===== Selected excerpt =====

SE-0425: 128-bit Integer Types

The nature of a serialization library is that you never, ever want to remove support for a format you’ve accepted in the past, lest you lose the ability to read old files.

Right. And what @Karl and @wadetregaskis suggests is to not have anything serialised on disk (because the error would be thrown before that could happen). There is no problem of 128-bit Codable compatibility simply because we didn't have Int128 type before.

If we do no changes to Codable, what would happen to a typical encoding/decoding implementation when you feed it Int128 type it knows nothing about? encode<T> is called and then?

I could be wrong, but I don't think it works that way. Note the full method signature:

mutating func encode<T>(
    _ value: T,
    forKey key: KeyedEncodingContainer<K>.Key
) throws where T : Encodable

You can only encode Encodable types, not any type. And what does it mean to be Encodable? It means the type implements this method:

func encode(to encoder: any Encoder) throws

That's what encode<T>(_:forKey:) calls. It's part of the recursive nature of codable. You keep drilling down through higher-level types until you reach the limited set of primitive types that are fundamentally supported. Ultimately, the only "native" types are the ones explicitly catered for in the APIs for KeyedEncodingContainer and friends:

• String.
• Integers up to 64-bit.
• Double & Float.
• Bool.
• nil
• PredicateExpressions (for some reason¹).

Thus this discussion about which of those primitives to use for the default implementation when native 128-bit integer support is absent.

===== Material =====

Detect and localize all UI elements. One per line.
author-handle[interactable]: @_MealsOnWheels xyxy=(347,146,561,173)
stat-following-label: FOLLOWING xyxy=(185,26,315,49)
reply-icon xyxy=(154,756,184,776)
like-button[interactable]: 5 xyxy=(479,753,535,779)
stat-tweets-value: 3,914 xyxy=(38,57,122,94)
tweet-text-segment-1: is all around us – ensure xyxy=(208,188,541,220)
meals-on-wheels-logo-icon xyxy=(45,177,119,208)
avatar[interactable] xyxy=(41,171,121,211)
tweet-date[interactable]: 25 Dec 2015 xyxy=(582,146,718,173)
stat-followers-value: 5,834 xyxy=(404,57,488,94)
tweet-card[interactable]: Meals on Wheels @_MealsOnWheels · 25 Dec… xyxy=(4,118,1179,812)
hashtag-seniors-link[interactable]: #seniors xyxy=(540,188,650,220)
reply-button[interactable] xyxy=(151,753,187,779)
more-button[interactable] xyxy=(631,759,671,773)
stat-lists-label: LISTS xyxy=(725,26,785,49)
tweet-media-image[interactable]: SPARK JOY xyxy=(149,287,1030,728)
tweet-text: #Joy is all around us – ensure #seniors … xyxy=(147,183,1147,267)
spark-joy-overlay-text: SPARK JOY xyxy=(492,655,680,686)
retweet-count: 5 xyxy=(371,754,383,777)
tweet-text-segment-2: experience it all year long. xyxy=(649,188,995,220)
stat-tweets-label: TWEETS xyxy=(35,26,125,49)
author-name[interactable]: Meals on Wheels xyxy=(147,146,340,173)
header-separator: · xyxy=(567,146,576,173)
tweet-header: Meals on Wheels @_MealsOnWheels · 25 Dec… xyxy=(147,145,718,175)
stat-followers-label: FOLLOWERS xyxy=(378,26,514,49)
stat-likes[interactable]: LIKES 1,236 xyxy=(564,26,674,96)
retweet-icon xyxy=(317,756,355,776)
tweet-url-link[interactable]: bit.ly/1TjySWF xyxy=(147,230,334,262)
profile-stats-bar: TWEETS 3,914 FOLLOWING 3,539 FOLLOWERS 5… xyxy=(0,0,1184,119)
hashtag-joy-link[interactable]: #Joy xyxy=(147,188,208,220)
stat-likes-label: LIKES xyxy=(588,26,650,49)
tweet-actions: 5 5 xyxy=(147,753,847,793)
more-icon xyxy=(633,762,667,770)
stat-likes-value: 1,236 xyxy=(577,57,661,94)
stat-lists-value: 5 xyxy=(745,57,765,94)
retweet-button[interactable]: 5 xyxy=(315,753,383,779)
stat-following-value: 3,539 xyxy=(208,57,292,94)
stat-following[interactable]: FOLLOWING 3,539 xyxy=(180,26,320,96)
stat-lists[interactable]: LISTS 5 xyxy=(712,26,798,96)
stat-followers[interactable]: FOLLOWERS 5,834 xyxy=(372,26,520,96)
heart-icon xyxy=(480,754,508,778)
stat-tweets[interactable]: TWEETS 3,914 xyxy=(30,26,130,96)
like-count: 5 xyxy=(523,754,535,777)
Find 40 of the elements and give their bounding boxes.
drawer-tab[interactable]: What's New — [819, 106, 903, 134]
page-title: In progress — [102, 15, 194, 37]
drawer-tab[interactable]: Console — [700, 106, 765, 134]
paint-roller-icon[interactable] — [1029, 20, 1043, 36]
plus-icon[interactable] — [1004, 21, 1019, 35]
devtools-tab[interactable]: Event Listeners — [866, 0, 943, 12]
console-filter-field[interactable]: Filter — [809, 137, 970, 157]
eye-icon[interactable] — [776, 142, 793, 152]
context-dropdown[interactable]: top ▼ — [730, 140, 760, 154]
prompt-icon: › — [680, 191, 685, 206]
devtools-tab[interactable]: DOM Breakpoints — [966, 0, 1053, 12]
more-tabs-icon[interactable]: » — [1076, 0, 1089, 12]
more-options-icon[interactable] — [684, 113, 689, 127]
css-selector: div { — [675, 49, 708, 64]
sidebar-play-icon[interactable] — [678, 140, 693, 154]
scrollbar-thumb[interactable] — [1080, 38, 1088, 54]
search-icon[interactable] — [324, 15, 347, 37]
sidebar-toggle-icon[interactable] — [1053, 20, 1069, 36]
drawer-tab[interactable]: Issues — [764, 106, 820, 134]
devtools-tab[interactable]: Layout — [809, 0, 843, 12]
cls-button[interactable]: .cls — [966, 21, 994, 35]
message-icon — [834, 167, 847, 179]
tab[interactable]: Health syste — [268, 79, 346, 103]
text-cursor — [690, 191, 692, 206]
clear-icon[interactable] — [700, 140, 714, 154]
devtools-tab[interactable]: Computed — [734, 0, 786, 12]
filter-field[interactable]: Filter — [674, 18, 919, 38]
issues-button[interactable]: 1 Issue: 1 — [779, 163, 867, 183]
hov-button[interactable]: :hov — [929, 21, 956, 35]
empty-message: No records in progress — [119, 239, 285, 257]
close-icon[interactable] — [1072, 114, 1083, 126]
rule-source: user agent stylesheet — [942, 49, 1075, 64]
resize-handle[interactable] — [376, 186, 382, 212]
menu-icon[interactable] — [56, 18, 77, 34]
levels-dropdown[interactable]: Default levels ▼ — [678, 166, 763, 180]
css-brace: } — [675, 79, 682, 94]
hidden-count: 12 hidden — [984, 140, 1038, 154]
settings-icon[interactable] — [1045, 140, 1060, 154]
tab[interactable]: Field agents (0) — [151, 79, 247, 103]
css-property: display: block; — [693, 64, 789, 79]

=====

• Problem set
A – List the types that the Int128 Codable thread names as the "native" ones catered for in the APIs for KeyedEncodingContainer and friends.
B – Please change the Int128 Codable thread, starting at the words "func encode(to encoder: any" and ending after "(for some reason¹).", replacing "recursive" with "layered".
The rows aren't needed for anything here.

• Answers in order
A – String, integers up to 64-bit, Double & Float, Bool, nil, PredicateExpressions

B –
func encode(to encoder: any Encoder) throws

That's what encode<T>(_:forKey:) calls. It's part of the layered nature of codable. You keep drilling down through higher-level types until you reach the limited set of primitive types that are fundamentally supported. Ultimately, the only "native" types are the ones explicitly catered for in the APIs for KeyedEncodingContainer and friends:

• String.
• Integers up to 64-bit.
• Double & Float.
• Bool.
• nil
• PredicateExpressions (for some reason¹).